Stored records:
-------------------------

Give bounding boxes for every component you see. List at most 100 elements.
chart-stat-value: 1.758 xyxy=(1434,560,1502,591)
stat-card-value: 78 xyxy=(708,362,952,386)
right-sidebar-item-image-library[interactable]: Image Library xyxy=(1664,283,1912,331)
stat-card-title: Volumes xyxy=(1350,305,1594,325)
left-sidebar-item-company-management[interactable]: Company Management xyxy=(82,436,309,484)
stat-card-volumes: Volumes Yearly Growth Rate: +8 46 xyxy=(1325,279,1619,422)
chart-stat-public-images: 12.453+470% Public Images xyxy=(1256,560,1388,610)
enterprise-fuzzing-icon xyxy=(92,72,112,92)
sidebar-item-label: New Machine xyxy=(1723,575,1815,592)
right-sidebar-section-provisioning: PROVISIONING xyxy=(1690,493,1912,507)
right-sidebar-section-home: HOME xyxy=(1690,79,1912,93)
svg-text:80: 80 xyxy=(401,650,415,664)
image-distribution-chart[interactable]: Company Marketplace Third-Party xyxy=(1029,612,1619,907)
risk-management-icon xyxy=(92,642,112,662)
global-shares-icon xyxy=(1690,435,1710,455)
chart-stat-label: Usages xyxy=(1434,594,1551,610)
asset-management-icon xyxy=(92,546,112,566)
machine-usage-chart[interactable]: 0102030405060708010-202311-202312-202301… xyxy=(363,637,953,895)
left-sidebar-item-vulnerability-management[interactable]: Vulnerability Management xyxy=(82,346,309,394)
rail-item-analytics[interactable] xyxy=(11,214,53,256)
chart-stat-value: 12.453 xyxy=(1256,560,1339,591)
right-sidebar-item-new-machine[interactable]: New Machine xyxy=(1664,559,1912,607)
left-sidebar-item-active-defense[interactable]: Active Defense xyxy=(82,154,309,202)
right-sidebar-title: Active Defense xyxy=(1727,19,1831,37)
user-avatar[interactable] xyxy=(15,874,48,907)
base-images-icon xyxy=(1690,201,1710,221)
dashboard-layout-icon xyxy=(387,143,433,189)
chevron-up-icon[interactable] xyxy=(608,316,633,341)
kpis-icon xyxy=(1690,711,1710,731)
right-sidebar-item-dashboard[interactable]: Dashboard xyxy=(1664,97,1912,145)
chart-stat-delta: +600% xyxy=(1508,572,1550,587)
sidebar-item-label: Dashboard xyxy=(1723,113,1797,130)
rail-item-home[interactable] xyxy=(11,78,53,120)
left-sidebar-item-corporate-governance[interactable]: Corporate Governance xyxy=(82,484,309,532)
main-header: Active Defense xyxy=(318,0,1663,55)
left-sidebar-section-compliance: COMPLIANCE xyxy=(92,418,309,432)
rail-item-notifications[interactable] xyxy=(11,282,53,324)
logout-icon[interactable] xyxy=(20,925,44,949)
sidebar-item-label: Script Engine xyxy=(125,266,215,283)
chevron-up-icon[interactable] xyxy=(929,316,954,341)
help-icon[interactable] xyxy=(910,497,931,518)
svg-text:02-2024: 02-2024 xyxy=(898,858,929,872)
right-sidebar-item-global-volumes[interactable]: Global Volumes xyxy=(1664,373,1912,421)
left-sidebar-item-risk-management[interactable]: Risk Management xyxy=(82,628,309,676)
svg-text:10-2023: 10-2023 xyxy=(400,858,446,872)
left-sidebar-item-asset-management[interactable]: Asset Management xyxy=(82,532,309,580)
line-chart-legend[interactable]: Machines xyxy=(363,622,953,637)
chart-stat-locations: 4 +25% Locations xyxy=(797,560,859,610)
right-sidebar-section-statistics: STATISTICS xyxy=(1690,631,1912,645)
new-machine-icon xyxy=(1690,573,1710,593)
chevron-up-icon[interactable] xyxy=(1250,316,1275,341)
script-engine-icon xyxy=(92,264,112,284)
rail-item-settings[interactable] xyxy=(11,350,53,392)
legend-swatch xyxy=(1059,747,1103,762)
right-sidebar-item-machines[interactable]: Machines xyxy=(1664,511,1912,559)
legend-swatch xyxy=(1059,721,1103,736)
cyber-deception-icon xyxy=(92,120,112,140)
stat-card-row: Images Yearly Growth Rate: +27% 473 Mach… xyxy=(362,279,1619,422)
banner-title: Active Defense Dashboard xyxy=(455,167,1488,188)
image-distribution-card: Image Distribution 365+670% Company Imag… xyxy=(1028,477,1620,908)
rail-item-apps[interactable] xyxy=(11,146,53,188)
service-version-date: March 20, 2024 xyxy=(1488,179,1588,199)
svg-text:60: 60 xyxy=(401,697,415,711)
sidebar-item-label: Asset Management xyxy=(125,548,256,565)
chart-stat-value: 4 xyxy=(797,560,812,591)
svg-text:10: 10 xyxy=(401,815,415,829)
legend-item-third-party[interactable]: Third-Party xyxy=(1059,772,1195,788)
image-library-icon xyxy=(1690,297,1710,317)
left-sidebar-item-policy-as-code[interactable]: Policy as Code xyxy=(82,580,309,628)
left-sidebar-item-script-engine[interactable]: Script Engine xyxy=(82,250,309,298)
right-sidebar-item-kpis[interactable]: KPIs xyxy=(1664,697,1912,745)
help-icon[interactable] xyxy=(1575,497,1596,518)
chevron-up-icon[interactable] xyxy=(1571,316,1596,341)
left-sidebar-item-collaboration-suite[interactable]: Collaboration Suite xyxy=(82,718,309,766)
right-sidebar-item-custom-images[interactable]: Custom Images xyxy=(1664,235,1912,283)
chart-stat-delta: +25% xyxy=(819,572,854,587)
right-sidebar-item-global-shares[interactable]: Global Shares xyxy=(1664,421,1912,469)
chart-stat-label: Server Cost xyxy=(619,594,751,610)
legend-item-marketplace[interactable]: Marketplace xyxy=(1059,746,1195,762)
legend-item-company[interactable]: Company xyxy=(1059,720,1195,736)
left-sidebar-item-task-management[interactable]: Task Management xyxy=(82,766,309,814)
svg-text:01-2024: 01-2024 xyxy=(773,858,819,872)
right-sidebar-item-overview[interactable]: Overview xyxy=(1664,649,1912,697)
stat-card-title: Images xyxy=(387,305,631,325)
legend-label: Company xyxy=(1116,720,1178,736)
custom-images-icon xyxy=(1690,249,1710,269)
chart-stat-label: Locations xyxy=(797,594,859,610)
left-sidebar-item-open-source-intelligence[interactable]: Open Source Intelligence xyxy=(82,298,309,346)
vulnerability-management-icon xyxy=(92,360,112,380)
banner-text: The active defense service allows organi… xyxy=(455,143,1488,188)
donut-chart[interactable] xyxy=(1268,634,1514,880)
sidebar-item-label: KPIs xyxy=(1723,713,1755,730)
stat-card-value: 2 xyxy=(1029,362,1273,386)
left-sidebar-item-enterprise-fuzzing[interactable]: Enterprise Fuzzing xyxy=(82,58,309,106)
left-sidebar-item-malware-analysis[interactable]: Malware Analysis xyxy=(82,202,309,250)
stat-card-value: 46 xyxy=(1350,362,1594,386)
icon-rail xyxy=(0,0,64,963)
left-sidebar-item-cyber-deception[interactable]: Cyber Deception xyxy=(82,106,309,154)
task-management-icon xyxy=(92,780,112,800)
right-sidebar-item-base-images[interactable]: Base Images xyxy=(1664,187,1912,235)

-------------------------

# Exercise requirements
Return each line of the records above that contains the string "delta", copying the lines in full.

# Solution to the problem
chart-stat-delta: +600% xyxy=(1508,572,1550,587)
chart-stat-delta: +25% xyxy=(819,572,854,587)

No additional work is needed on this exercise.